Aim: Go through the entries below and collect each line with the string "this" in it.

Available data:

____

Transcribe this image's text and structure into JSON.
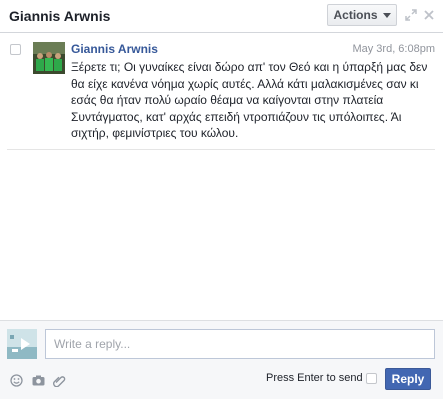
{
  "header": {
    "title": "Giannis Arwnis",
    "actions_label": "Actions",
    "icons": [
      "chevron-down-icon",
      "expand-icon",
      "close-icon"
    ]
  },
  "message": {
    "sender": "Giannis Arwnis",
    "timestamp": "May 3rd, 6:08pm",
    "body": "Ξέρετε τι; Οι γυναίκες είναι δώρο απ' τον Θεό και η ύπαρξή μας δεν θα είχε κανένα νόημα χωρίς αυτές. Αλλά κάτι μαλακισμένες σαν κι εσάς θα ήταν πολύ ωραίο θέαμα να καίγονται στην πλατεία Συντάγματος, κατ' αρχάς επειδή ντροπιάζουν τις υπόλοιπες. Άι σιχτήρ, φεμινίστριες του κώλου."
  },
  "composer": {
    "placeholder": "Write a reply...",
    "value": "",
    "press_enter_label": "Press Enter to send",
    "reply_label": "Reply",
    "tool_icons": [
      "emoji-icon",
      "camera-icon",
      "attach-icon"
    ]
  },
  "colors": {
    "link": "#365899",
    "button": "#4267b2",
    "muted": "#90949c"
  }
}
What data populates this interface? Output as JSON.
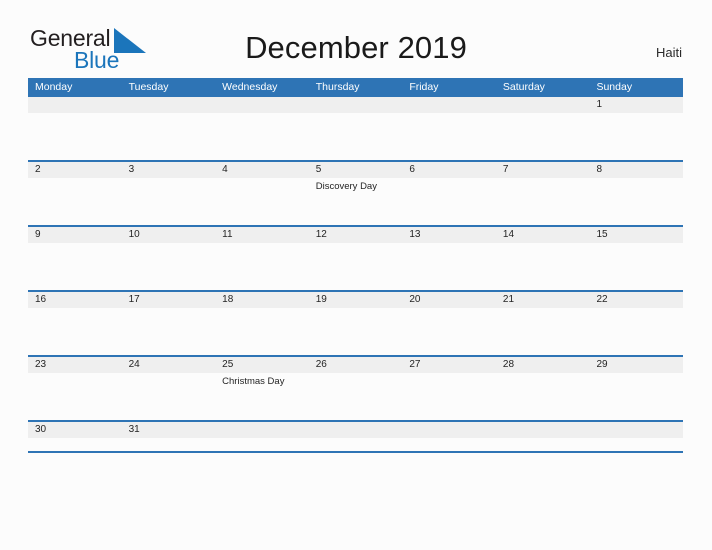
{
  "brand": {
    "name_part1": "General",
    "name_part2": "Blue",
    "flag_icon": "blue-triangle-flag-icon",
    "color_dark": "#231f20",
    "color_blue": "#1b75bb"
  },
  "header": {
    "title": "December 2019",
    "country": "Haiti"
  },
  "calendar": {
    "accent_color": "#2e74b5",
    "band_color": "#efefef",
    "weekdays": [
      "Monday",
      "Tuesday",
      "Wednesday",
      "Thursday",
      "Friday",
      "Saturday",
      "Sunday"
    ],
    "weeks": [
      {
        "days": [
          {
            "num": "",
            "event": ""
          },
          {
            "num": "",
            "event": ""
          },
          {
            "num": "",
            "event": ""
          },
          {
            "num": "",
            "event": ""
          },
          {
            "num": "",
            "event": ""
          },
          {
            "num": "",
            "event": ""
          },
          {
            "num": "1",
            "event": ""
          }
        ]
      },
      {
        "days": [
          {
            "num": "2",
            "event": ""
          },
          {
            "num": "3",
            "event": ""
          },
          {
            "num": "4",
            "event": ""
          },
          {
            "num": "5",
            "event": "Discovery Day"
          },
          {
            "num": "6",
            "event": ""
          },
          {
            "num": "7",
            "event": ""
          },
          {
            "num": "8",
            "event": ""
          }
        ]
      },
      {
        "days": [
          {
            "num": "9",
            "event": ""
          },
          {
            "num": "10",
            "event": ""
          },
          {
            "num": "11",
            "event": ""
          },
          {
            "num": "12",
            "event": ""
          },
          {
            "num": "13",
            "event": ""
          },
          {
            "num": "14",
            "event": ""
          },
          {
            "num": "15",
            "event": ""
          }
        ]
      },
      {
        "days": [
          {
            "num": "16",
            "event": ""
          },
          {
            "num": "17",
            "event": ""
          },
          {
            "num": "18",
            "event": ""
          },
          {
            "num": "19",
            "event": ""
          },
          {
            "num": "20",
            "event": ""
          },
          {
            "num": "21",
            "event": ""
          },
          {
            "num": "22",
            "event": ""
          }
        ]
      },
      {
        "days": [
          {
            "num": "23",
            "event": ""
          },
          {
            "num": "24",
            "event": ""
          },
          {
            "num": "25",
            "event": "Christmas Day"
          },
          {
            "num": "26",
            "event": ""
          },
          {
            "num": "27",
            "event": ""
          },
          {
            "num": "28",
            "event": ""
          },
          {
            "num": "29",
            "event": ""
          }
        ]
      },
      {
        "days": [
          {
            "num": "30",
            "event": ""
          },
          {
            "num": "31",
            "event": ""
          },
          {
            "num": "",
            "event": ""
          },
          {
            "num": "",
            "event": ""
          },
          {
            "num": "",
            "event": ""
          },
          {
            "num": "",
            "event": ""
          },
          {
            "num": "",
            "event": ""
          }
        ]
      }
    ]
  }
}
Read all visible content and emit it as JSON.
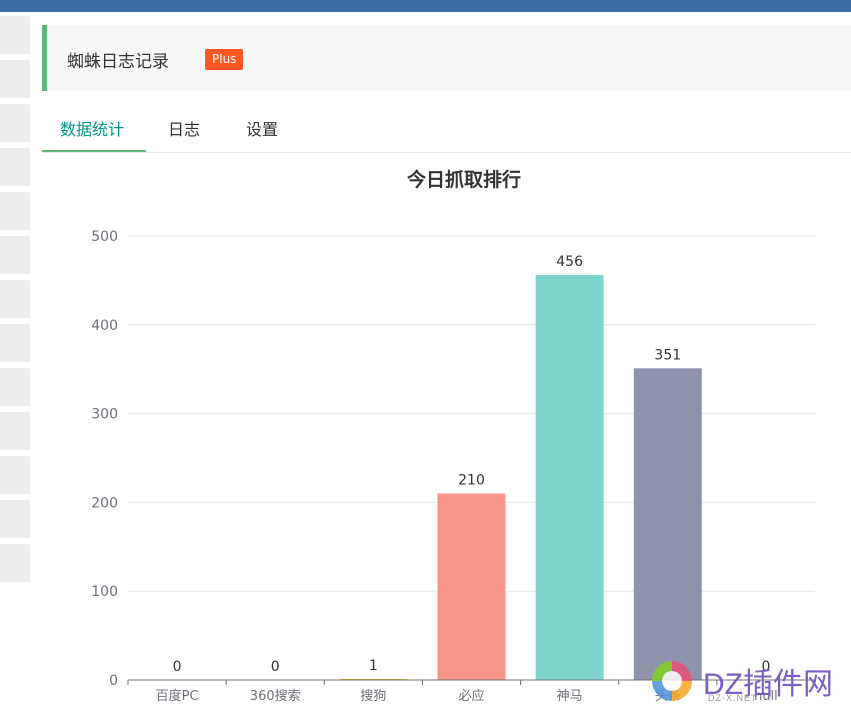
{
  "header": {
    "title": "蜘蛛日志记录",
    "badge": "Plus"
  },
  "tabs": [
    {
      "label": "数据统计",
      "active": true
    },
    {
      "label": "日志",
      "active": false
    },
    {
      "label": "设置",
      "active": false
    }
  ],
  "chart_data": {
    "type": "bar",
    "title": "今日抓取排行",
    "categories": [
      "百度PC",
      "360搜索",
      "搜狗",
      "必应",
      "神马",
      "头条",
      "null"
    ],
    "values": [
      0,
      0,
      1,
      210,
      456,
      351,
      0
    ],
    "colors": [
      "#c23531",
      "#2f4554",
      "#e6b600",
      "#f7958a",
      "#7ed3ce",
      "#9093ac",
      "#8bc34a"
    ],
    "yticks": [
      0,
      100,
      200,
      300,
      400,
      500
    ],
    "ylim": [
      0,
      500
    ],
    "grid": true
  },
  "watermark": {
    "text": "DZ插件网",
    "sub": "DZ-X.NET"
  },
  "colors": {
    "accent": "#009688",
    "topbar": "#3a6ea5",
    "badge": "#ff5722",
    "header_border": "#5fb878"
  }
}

____

Exercise answer:
Transcribe this image's text and structure into JSON.
What data populates this interface? Output as JSON.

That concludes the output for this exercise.